Oklahoma History Center Presents Portrayal of Bessie Coleman, First Licensed African American Woman Pilot
OKLAHOMA CITY — The Oklahoma History Center is proud to announce multiple performances by Dr. Daisy Century portraying Bessie Coleman, America’s first licensed African American female pilot. Dr. Century’s presentations will be Thursday, March 2, at 7 p.m. and Friday, March 3, at 10:30 a.m. and 11:30 a.m. for school groups and 2 p.m. for the general public. Cost for tickets will be $5 for Oklahoma Historical Society members, $10 for the general public and no charge for school groups. A special price for family memberships of $25 will be offered at this performance to receive the discounted price for future living history programs. Tickets may be purchased at the Oklahoma History Center or by calling 405-522-0765. Seating is limited and on a first-come, first-served basis.
Bessie grew up in a family of 13 children in Texas, leaving there for a short time to complete one term at Oklahoma Colored Agricultural and Normal University (now Langston University) in Langston, Oklahoma. At age 23 she moved to Chicago and worked a number of small jobs. While living there, she heard stories about pilots returning from World War I and became interested in flying. American flight schools admitted neither women nor blacks so, after receiving private financial backing, she moved to Paris to train and become licensed to fly. Over the next several years, she would spend time both in the United States and Europe, appearing as a barnstormer and stunt flyer. She was offered a part in a movie that she hoped would advance her reputation and earn her enough money to buy her own plane. However, the film company cast her as a poor black person, wearing rags and torn clothing. She walked off the set because she felt that this role would perpetuate the derogatory stereotype of blacks held by most whites at that time. She did not live long enough to see the establishment of flying schools that admitted African Americans, but she did serve as an inspiration to others dreaming of accepted black aviation. Coleman died while flying the first plane she purchased. It had been poorly maintained prior to the purchase and, while preparing for an air show in Texas, she was thrown from the plane, fell 2,000 feet and died instantly.
Dr. Daisy Century of Philadelphia, Pa., is well known as a writer, historical interpreter and educator. Appearing previously at the History Center as Sojourner Truth—a former slave, preacher and crusader for women’s rights—Dr. Century provided guests with an impressive and moving historical reenactment of Truth’s famous speech, “Ain’t I a Woman.” Among Dr. Century’s other interpretations are Harriet Tubman, Phillis Wheatley and Madam C. J. Walker. She has taught in the Philadelphia School System for 20 years and is an award-winning science teacher.

++++++++++++++++++++

STATED TASK 1: According to the announcement, where did Bessie Coleman go to train and get her pilot's license?
STATED TASK 2: Please reproduce word for word the passage of the announcement that begins with the words containing "Dr. Daisy Century of" and ends with "award-winning science teacher.".

(Stored records)
++++++++++++++++++++

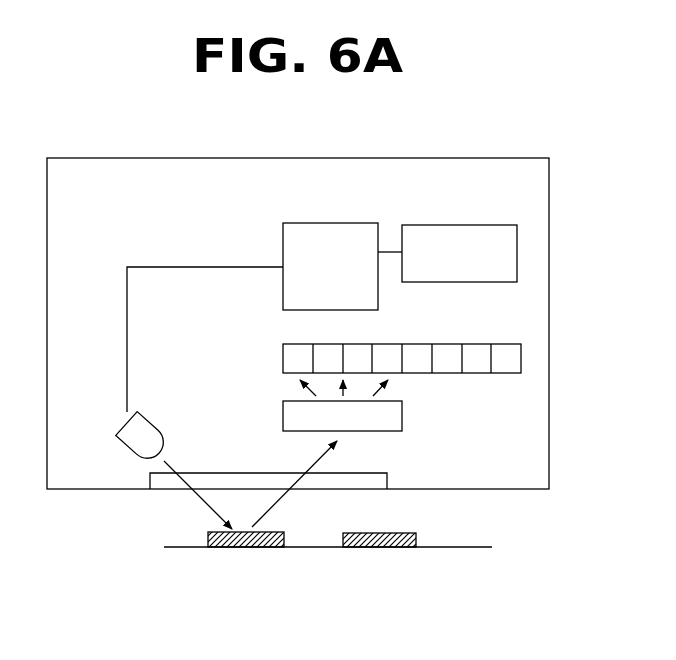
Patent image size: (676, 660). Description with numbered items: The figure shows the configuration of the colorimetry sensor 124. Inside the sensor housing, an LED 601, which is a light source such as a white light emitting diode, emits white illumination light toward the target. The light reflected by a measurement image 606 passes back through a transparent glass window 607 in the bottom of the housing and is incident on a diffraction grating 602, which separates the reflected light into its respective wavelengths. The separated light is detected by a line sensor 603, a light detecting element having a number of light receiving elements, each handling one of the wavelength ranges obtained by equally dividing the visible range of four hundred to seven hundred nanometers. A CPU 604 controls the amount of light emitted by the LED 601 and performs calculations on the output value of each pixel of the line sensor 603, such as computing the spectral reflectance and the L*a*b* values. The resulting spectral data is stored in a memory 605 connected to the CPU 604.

The colorimetry sensor 124 is at (308, 157).
The LED 601 is at (162, 431).
The diffraction grating 602 is at (403, 417).
The line sensor 603 is at (490, 344).
The CPU 604 is at (355, 223).
The memory 605 is at (472, 225).
The measurement image 606 is at (393, 532).
The transparent glass window 607 is at (374, 473).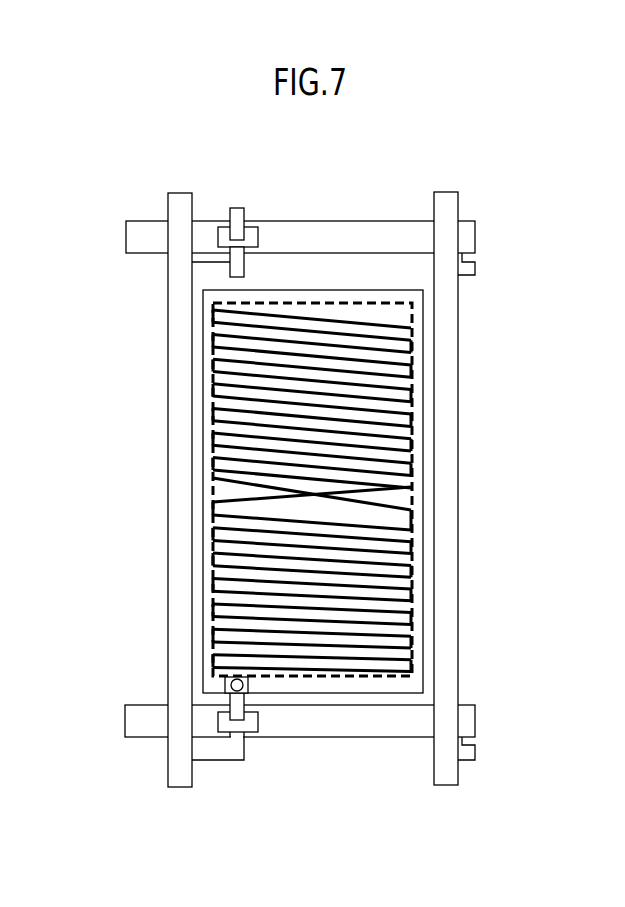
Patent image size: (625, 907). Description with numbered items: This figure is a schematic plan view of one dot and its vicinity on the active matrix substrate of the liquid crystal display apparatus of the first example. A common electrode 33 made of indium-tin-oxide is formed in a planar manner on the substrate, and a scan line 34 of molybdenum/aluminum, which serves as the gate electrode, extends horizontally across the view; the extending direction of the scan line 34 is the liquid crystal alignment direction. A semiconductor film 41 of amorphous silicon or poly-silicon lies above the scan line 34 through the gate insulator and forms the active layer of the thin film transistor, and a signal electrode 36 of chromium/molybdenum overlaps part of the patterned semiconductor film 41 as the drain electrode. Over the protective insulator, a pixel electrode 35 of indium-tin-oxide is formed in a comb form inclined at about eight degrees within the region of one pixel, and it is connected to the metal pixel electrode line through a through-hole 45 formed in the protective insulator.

The common electrode 33 is at (340, 410).
The scan line 34 is at (158, 718).
The pixel electrode 35 is at (381, 491).
The signal electrode 36 is at (132, 490).
The semiconductor film 41 is at (265, 753).
The through-hole 45 is at (222, 680).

++++++++++++++++++++

EXERCISE OUTPUT 1: Paris.

EXERCISE OUTPUT 2:
Dr. Daisy Century of Philadelphia, Pa., is well known as a writer, historical interpreter and educator. Appearing previously at the History Center as Sojourner Truth—a former slave, preacher and crusader for women’s rights—Dr. Century provided guests with an impressive and moving historical reenactment of Truth’s famous speech, “Ain’t I a Woman.” Among Dr. Century’s other interpretations are Harriet Tubman, Phillis Wheatley and Madam C. J. Walker. She has taught in the Philadelphia School System for 20 years and is an award-winning science teacher.